__TASK OBJECTIVE__. Lines containing the string "Tuberculosis" are to be counted. Write only how many there are.

__RECORDS FOR PROCESSING__.
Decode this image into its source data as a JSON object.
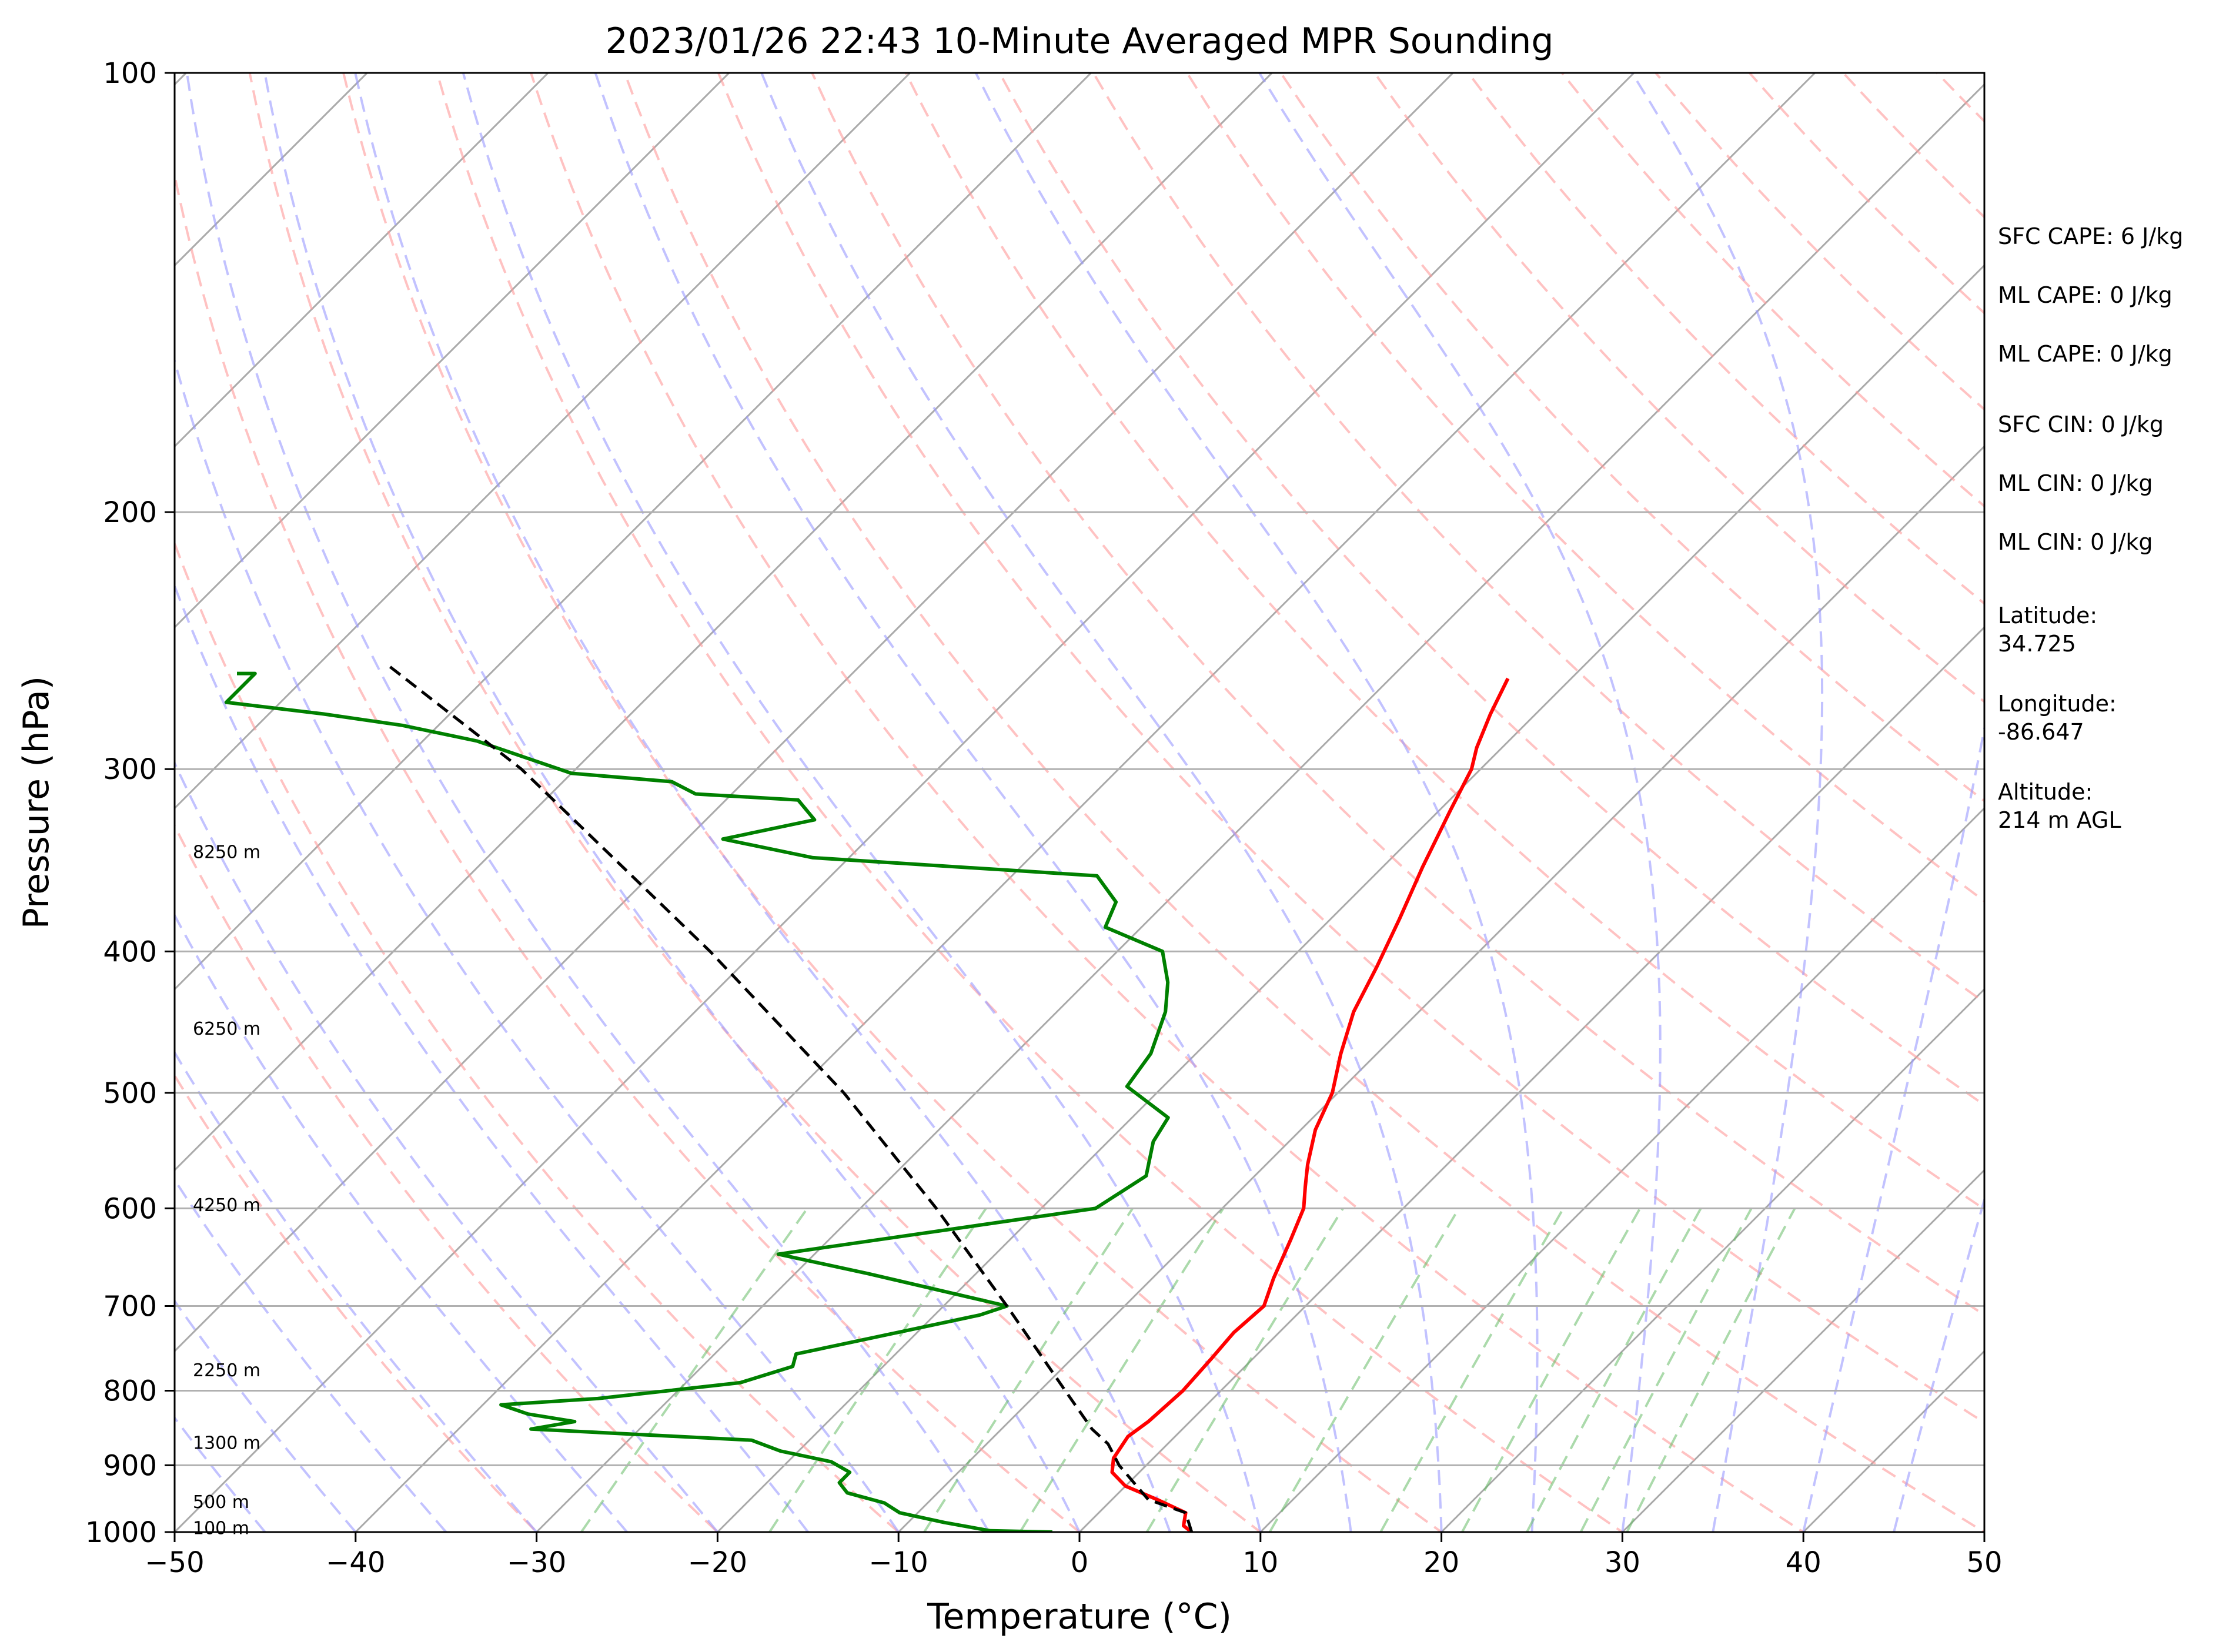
{
  "chart_data": {
    "type": "line",
    "title": "2023/01/26 22:43 10-Minute Averaged MPR Sounding",
    "xlabel": "Temperature (°C)",
    "ylabel": "Pressure (hPa)",
    "xlim": [
      -50,
      50
    ],
    "ylim": [
      1000,
      100
    ],
    "y_scale": "log",
    "skew": "skew-T log-P",
    "x_ticks": [
      -50,
      -40,
      -30,
      -20,
      -10,
      0,
      10,
      20,
      30,
      40,
      50
    ],
    "x_tick_labels": [
      "−50",
      "−40",
      "−30",
      "−20",
      "−10",
      "0",
      "10",
      "20",
      "30",
      "40",
      "50"
    ],
    "y_ticks": [
      1000,
      900,
      800,
      700,
      600,
      500,
      400,
      300,
      200,
      100
    ],
    "y_tick_labels": [
      "1000",
      "900",
      "800",
      "700",
      "600",
      "500",
      "400",
      "300",
      "200",
      "100"
    ],
    "grid": "horizontal isobars",
    "series": [
      {
        "role": "temperature",
        "color": "#ff0000",
        "points": [
          [
            1000,
            6.2
          ],
          [
            990,
            5.4
          ],
          [
            970,
            4.8
          ],
          [
            950,
            2.5
          ],
          [
            930,
            0
          ],
          [
            910,
            -1.5
          ],
          [
            890,
            -2.2
          ],
          [
            860,
            -2.6
          ],
          [
            840,
            -2.3
          ],
          [
            820,
            -2.2
          ],
          [
            800,
            -2.1
          ],
          [
            760,
            -2.3
          ],
          [
            730,
            -2.5
          ],
          [
            700,
            -2.3
          ],
          [
            670,
            -3.3
          ],
          [
            630,
            -4.5
          ],
          [
            600,
            -5.5
          ],
          [
            580,
            -6.6
          ],
          [
            560,
            -7.7
          ],
          [
            530,
            -9.2
          ],
          [
            500,
            -10.3
          ],
          [
            470,
            -12
          ],
          [
            440,
            -13.6
          ],
          [
            410,
            -14.8
          ],
          [
            380,
            -16.2
          ],
          [
            350,
            -17.8
          ],
          [
            320,
            -19.4
          ],
          [
            300,
            -20.5
          ],
          [
            290,
            -21.4
          ],
          [
            275,
            -22.5
          ],
          [
            260,
            -23.5
          ]
        ]
      },
      {
        "role": "dewpoint",
        "color": "#008000",
        "points": [
          [
            1000,
            -1.5
          ],
          [
            998,
            -5
          ],
          [
            985,
            -8
          ],
          [
            970,
            -11
          ],
          [
            955,
            -12.4
          ],
          [
            940,
            -15
          ],
          [
            925,
            -16
          ],
          [
            910,
            -16
          ],
          [
            895,
            -17.6
          ],
          [
            880,
            -21
          ],
          [
            865,
            -23.2
          ],
          [
            850,
            -36
          ],
          [
            840,
            -34
          ],
          [
            830,
            -37
          ],
          [
            818,
            -39
          ],
          [
            810,
            -34
          ],
          [
            790,
            -27
          ],
          [
            770,
            -25
          ],
          [
            755,
            -25.5
          ],
          [
            710,
            -17.5
          ],
          [
            700,
            -16.5
          ],
          [
            665,
            -26
          ],
          [
            645,
            -32
          ],
          [
            600,
            -17
          ],
          [
            570,
            -16
          ],
          [
            540,
            -17.5
          ],
          [
            520,
            -18
          ],
          [
            495,
            -22
          ],
          [
            470,
            -22.5
          ],
          [
            440,
            -24
          ],
          [
            420,
            -25.5
          ],
          [
            400,
            -27.5
          ],
          [
            385,
            -32
          ],
          [
            370,
            -32.8
          ],
          [
            355,
            -35.3
          ],
          [
            345,
            -52
          ],
          [
            335,
            -58
          ],
          [
            325,
            -54
          ],
          [
            315,
            -56
          ],
          [
            312,
            -62
          ],
          [
            306,
            -64
          ],
          [
            302,
            -70
          ],
          [
            287,
            -77
          ],
          [
            280,
            -82
          ],
          [
            275,
            -87
          ],
          [
            270,
            -93
          ],
          [
            262,
            -93
          ],
          [
            258,
            -93
          ],
          [
            258,
            -94
          ]
        ]
      },
      {
        "role": "parcel",
        "color": "#000000",
        "style": "dashed",
        "points": [
          [
            1000,
            6.2
          ],
          [
            970,
            4.8
          ],
          [
            950,
            2
          ],
          [
            900,
            -1.5
          ],
          [
            870,
            -3.3
          ],
          [
            850,
            -5
          ],
          [
            800,
            -8.6
          ],
          [
            700,
            -16.5
          ],
          [
            600,
            -25.8
          ],
          [
            500,
            -37.3
          ],
          [
            400,
            -52.5
          ],
          [
            300,
            -73
          ],
          [
            255,
            -86
          ]
        ]
      }
    ],
    "background_lines": {
      "dry_adiabats_color": "#ff9999",
      "moist_adiabats_color": "#9999ff",
      "mixing_ratio_color": "#66bb66",
      "isotherms_color": "#aaaaaa"
    },
    "height_labels": [
      {
        "text": "100 m",
        "p": 994
      },
      {
        "text": "500 m",
        "p": 954
      },
      {
        "text": "1300 m",
        "p": 869
      },
      {
        "text": "2250 m",
        "p": 775
      },
      {
        "text": "4250 m",
        "p": 597
      },
      {
        "text": "6250 m",
        "p": 452
      },
      {
        "text": "8250 m",
        "p": 342
      }
    ],
    "annotations": [
      {
        "text": "SFC CAPE: 6 J/kg"
      },
      {
        "text": "ML CAPE: 0 J/kg"
      },
      {
        "text": "ML CAPE: 0 J/kg"
      },
      {
        "text": "SFC CIN: 0 J/kg"
      },
      {
        "text": "ML CIN: 0 J/kg"
      },
      {
        "text": "ML CIN: 0 J/kg"
      },
      {
        "text": "Latitude:\n34.725"
      },
      {
        "text": "Longitude:\n-86.647"
      },
      {
        "text": "Altitude:\n214 m AGL"
      }
    ]
  }
}
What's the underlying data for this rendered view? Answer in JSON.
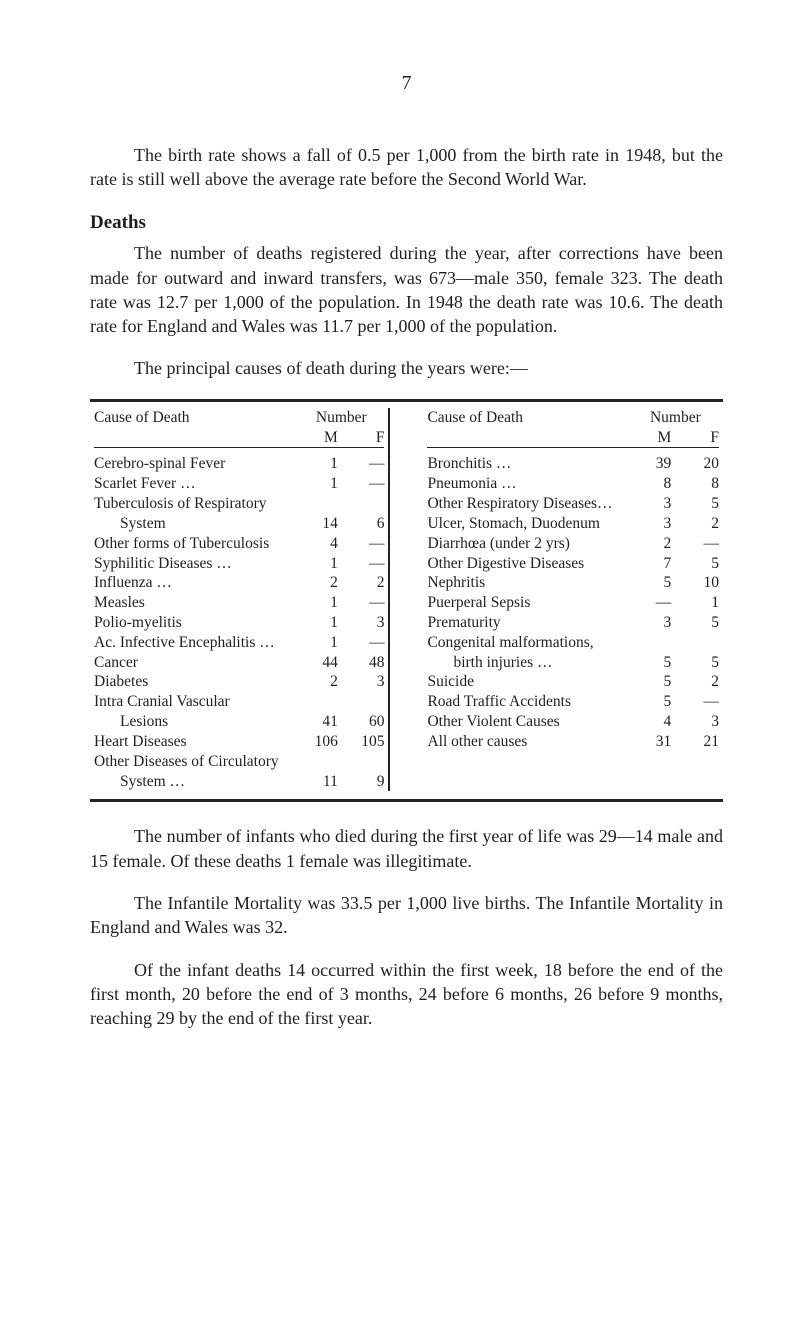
{
  "page_number": "7",
  "para1": "The birth rate shows a fall of 0.5 per 1,000 from the birth rate in 1948, but the rate is still well above the average rate before the Second World War.",
  "deaths_heading": "Deaths",
  "para2": "The number of deaths registered during the year, after corrections have been made for outward and inward transfers, was 673—male 350, female 323. The death rate was 12.7 per 1,000 of the population. In 1948 the death rate was 10.6. The death rate for England and Wales was 11.7 per 1,000 of the population.",
  "para3": "The principal causes of death during the years were:—",
  "table": {
    "dash": "—",
    "head_cause": "Cause of Death",
    "head_number": "Number",
    "head_M": "M",
    "head_F": "F",
    "left": [
      {
        "label": "Cerebro-spinal Fever",
        "m": "1",
        "f": "—"
      },
      {
        "label": "Scarlet Fever …",
        "m": "1",
        "f": "—"
      },
      {
        "label": "Tuberculosis of Respiratory",
        "m": "",
        "f": ""
      },
      {
        "label": "System",
        "sub": true,
        "m": "14",
        "f": "6"
      },
      {
        "label": "Other forms of Tuberculosis",
        "m": "4",
        "f": "—"
      },
      {
        "label": "Syphilitic Diseases …",
        "m": "1",
        "f": "—"
      },
      {
        "label": "Influenza …",
        "m": "2",
        "f": "2"
      },
      {
        "label": "Measles",
        "m": "1",
        "f": "—"
      },
      {
        "label": "Polio-myelitis",
        "m": "1",
        "f": "3"
      },
      {
        "label": "Ac. Infective Encephalitis …",
        "m": "1",
        "f": "—"
      },
      {
        "label": "Cancer",
        "m": "44",
        "f": "48"
      },
      {
        "label": "Diabetes",
        "m": "2",
        "f": "3"
      },
      {
        "label": "Intra Cranial Vascular",
        "m": "",
        "f": ""
      },
      {
        "label": "Lesions",
        "sub": true,
        "m": "41",
        "f": "60"
      },
      {
        "label": "Heart Diseases",
        "m": "106",
        "f": "105"
      },
      {
        "label": "Other Diseases of Circulatory",
        "m": "",
        "f": ""
      },
      {
        "label": "System …",
        "sub": true,
        "m": "11",
        "f": "9"
      }
    ],
    "right": [
      {
        "label": "Bronchitis …",
        "m": "39",
        "f": "20"
      },
      {
        "label": "Pneumonia …",
        "m": "8",
        "f": "8"
      },
      {
        "label": "Other Respiratory Diseases…",
        "m": "3",
        "f": "5"
      },
      {
        "label": "Ulcer, Stomach, Duodenum",
        "m": "3",
        "f": "2"
      },
      {
        "label": "Diarrhœa (under 2 yrs)",
        "m": "2",
        "f": "—"
      },
      {
        "label": "Other Digestive Diseases",
        "m": "7",
        "f": "5"
      },
      {
        "label": "Nephritis",
        "m": "5",
        "f": "10"
      },
      {
        "label": "Puerperal Sepsis",
        "m": "—",
        "f": "1"
      },
      {
        "label": "Prematurity",
        "m": "3",
        "f": "5"
      },
      {
        "label": "Congenital malformations,",
        "m": "",
        "f": ""
      },
      {
        "label": "birth injuries …",
        "sub": true,
        "m": "5",
        "f": "5"
      },
      {
        "label": "Suicide",
        "m": "5",
        "f": "2"
      },
      {
        "label": "Road Traffic Accidents",
        "m": "5",
        "f": "—"
      },
      {
        "label": "Other Violent Causes",
        "m": "4",
        "f": "3"
      },
      {
        "label": "All other causes",
        "m": "31",
        "f": "21"
      }
    ]
  },
  "para4": "The number of infants who died during the first year of life was 29—14 male and 15 female. Of these deaths 1 female was illegitimate.",
  "para5": "The Infantile Mortality was 33.5 per 1,000 live births. The Infantile Mortality in England and Wales was 32.",
  "para6": "Of the infant deaths 14 occurred within the first week, 18 before the end of the first month, 20 before the end of 3 months, 24 before 6 months, 26 before 9 months, reaching 29 by the end of the first year."
}
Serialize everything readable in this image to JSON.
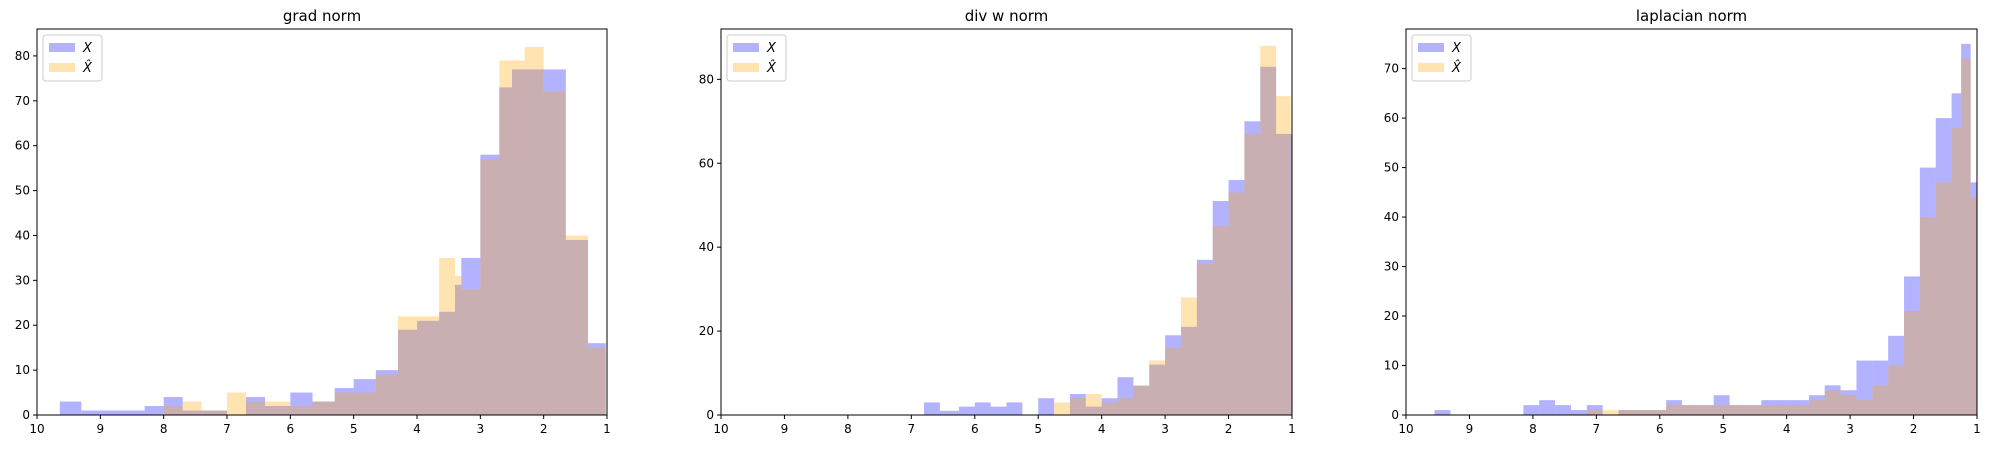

__FINISHED EXERCISE__. 2